* [Short exercise]
In the records below, pick out all lines containing the word "title".

══════

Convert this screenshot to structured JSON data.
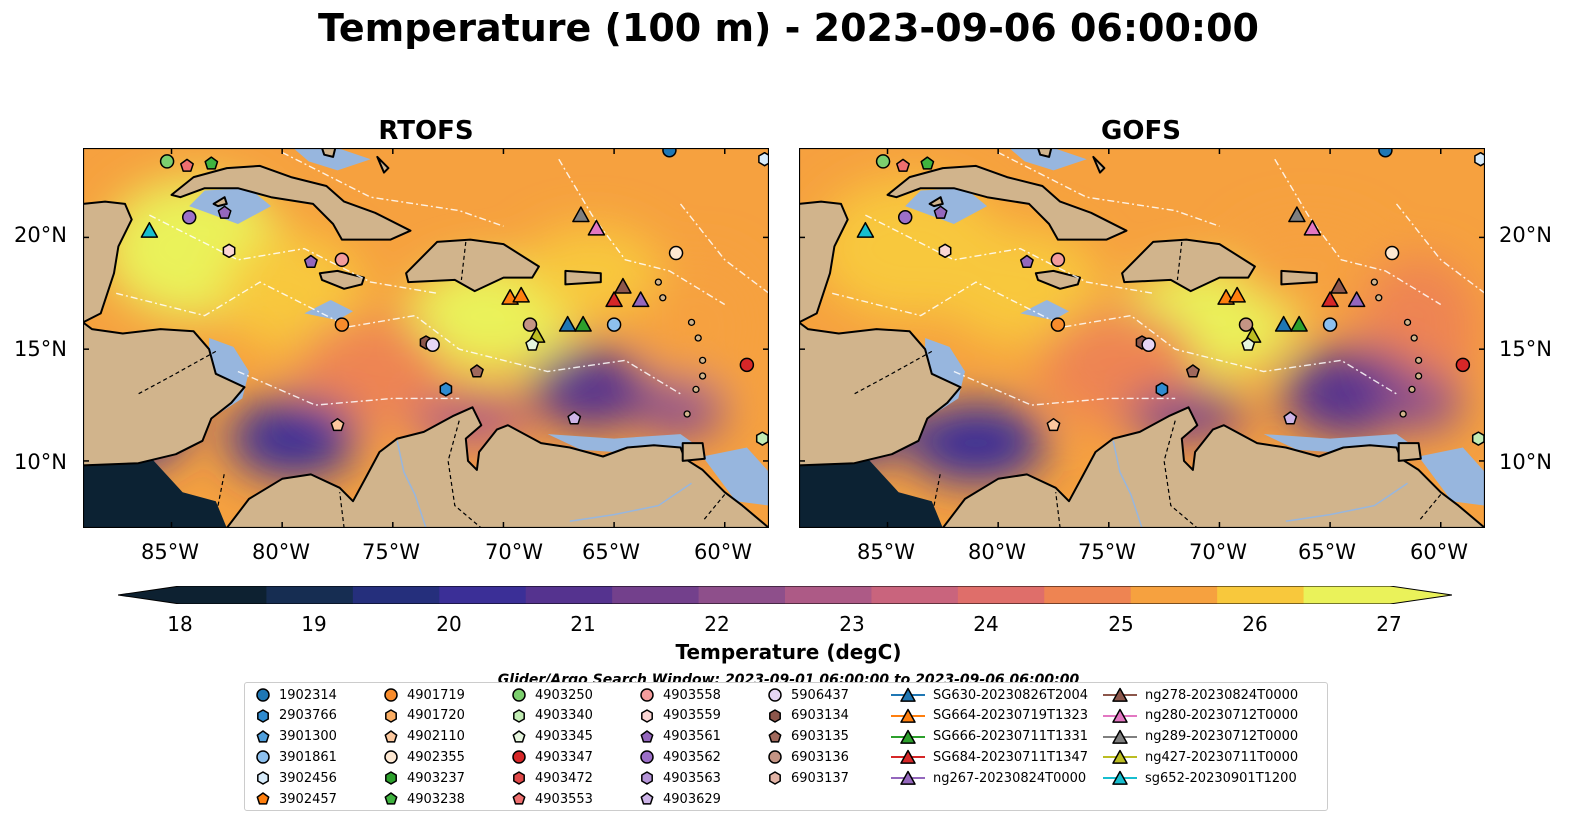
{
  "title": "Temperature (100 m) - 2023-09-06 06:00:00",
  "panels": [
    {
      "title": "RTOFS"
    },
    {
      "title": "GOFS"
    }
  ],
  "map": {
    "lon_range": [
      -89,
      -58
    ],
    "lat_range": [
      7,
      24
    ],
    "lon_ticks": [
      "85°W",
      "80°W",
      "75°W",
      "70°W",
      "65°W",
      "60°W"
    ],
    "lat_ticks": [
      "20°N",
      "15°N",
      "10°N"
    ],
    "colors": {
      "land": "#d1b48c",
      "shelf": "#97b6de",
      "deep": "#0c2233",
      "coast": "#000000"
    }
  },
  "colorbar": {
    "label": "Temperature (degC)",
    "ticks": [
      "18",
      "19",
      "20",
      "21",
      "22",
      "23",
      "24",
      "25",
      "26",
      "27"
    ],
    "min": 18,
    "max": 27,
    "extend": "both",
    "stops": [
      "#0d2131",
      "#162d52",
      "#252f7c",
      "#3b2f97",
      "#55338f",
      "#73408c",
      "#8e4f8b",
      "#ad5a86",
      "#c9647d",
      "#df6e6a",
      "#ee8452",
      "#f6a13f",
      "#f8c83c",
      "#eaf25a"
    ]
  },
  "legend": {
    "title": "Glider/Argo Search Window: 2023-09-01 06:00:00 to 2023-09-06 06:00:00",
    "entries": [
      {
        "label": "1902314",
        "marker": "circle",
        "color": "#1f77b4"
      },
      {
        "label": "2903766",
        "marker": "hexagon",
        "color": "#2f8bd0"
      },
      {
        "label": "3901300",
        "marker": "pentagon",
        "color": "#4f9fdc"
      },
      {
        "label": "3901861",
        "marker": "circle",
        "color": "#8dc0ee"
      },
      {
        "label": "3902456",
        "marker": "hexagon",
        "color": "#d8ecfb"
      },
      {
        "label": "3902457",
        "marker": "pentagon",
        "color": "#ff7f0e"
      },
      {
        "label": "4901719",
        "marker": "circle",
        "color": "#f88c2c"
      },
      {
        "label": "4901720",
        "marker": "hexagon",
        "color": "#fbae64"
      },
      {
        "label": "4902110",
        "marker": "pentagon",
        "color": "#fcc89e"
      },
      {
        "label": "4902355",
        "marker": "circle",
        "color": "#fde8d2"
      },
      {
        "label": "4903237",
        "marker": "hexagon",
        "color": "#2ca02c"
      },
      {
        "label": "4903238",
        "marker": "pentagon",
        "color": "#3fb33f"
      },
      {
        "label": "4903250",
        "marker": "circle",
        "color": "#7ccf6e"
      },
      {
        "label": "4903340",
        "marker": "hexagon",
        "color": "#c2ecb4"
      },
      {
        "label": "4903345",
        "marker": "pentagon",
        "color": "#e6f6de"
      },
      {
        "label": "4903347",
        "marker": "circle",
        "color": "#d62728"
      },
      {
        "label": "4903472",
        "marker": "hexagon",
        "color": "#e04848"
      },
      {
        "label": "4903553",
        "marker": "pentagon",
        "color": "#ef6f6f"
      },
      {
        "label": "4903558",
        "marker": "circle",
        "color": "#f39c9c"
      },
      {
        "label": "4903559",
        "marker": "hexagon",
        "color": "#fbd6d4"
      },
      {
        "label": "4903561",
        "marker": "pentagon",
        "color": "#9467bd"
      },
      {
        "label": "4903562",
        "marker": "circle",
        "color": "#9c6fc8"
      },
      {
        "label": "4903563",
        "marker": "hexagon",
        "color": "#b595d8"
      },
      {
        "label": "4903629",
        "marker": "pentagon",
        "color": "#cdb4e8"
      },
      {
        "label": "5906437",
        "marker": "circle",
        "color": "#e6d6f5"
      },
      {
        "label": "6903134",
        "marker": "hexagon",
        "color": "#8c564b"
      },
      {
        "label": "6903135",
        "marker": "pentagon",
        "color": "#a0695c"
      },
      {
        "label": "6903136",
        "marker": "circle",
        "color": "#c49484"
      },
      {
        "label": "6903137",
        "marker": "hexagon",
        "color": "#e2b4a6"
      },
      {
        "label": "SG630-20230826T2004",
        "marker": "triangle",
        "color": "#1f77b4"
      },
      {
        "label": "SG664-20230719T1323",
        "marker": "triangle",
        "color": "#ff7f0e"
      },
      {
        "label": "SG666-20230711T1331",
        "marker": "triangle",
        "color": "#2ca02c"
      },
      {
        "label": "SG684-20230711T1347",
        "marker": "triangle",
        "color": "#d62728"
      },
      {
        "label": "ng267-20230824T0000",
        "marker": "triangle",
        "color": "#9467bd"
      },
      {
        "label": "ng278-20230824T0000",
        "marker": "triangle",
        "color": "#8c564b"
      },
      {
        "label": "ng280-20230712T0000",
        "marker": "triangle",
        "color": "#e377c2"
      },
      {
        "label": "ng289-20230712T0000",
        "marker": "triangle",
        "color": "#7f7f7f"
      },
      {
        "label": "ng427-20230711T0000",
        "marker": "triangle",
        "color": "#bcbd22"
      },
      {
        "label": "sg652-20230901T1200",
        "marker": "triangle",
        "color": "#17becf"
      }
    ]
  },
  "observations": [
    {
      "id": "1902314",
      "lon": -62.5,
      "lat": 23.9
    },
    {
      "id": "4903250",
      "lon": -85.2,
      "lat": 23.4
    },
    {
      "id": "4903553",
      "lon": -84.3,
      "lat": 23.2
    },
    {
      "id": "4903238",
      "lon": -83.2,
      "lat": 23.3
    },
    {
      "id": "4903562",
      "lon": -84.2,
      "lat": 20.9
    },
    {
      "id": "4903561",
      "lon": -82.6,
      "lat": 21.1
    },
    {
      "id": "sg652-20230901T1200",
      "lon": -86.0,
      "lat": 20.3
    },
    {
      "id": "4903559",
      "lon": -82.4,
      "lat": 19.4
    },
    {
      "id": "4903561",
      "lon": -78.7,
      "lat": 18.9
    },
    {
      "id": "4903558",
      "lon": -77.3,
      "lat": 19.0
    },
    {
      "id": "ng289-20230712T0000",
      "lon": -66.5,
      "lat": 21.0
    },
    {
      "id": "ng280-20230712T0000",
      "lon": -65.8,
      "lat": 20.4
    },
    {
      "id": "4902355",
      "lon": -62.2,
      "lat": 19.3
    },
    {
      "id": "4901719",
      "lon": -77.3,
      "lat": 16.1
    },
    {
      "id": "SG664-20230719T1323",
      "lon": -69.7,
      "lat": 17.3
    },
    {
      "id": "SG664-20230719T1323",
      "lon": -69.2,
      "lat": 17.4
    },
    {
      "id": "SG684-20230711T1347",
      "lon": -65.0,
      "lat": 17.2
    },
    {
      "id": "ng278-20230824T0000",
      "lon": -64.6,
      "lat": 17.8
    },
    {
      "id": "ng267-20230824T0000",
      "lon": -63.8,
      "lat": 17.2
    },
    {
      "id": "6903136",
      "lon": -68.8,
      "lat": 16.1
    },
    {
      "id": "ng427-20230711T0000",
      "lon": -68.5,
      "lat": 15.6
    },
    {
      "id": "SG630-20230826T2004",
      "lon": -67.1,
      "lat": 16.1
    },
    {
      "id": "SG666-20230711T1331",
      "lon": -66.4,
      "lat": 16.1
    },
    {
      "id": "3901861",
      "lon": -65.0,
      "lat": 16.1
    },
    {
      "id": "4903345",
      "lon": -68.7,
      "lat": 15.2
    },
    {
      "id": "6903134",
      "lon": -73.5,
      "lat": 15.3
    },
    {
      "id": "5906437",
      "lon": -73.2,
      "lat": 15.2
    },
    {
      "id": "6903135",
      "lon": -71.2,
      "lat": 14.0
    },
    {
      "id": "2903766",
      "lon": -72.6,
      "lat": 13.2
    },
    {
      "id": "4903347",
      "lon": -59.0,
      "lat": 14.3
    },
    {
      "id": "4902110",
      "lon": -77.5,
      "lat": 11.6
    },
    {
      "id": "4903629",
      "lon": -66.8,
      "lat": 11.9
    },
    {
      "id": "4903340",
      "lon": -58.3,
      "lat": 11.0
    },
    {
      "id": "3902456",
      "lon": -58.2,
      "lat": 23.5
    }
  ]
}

══════

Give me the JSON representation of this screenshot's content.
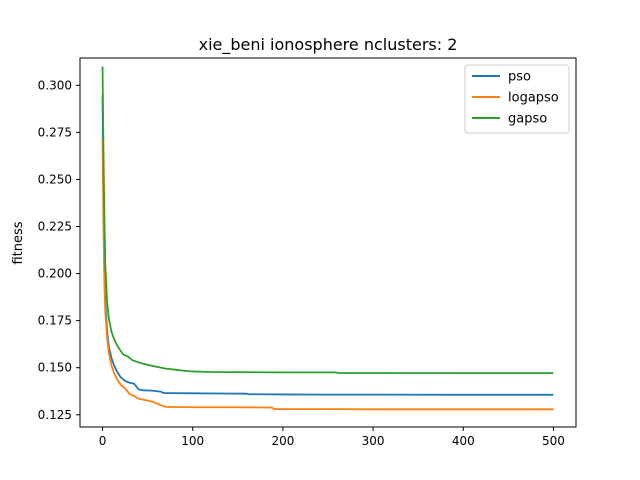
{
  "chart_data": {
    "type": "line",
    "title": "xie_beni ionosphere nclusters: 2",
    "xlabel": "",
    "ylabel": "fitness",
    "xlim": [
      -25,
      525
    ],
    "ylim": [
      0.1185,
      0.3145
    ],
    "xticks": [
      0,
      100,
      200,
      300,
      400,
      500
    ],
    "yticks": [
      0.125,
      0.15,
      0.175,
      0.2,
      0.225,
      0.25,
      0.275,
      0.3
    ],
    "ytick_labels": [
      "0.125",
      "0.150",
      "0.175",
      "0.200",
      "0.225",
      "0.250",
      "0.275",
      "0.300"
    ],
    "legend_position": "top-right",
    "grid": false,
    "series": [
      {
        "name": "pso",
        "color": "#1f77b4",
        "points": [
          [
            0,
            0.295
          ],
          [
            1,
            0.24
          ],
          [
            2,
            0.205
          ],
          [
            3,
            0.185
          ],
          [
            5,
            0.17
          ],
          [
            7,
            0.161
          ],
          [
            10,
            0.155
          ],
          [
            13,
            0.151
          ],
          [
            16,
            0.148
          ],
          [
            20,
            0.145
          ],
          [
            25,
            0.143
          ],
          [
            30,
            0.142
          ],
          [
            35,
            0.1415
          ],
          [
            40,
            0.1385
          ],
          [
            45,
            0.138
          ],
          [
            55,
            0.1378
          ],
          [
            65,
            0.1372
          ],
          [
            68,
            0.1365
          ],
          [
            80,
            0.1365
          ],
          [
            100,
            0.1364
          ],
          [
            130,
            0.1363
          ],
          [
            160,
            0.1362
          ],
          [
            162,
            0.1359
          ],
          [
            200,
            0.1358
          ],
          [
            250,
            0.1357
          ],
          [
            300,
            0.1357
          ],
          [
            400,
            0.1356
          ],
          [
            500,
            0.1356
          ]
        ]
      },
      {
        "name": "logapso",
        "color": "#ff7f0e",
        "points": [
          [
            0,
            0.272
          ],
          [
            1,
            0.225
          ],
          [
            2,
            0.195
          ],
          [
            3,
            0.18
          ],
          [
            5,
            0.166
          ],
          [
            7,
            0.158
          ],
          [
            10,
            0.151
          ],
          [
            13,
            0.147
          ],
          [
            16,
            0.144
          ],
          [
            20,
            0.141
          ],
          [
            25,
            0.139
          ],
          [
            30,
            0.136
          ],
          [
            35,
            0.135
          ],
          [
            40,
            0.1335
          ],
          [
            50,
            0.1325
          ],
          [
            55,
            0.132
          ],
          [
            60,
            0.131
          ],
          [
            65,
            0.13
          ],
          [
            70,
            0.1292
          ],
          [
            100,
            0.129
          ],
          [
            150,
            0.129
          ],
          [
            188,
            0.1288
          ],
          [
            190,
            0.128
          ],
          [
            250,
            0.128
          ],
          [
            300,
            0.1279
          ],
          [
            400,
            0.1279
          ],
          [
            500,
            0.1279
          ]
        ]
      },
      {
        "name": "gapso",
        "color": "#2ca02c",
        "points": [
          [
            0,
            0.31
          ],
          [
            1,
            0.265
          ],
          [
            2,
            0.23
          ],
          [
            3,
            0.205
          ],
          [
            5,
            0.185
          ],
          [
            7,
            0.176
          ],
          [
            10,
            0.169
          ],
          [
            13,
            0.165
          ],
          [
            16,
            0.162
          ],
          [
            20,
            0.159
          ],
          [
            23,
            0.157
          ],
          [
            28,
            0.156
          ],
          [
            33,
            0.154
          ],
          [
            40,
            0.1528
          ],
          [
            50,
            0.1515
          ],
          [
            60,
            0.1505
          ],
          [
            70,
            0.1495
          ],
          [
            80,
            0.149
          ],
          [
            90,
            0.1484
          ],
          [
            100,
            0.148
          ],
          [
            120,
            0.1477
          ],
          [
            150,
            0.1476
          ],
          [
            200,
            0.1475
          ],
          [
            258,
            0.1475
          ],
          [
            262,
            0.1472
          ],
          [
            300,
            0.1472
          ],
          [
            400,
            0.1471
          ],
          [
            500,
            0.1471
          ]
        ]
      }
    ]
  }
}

══════

* [Answer]
  "title": "Temperature (100 m) - 2023-09-06 06:00:00",
      "title": "RTOFS"
      "title": "GOFS"
    "title": "Glider/Argo Search Window: 2023-09-01 06:00:00 to 2023-09-06 06:00:00",
    "title": "xie_beni ionosphere nclusters: 2",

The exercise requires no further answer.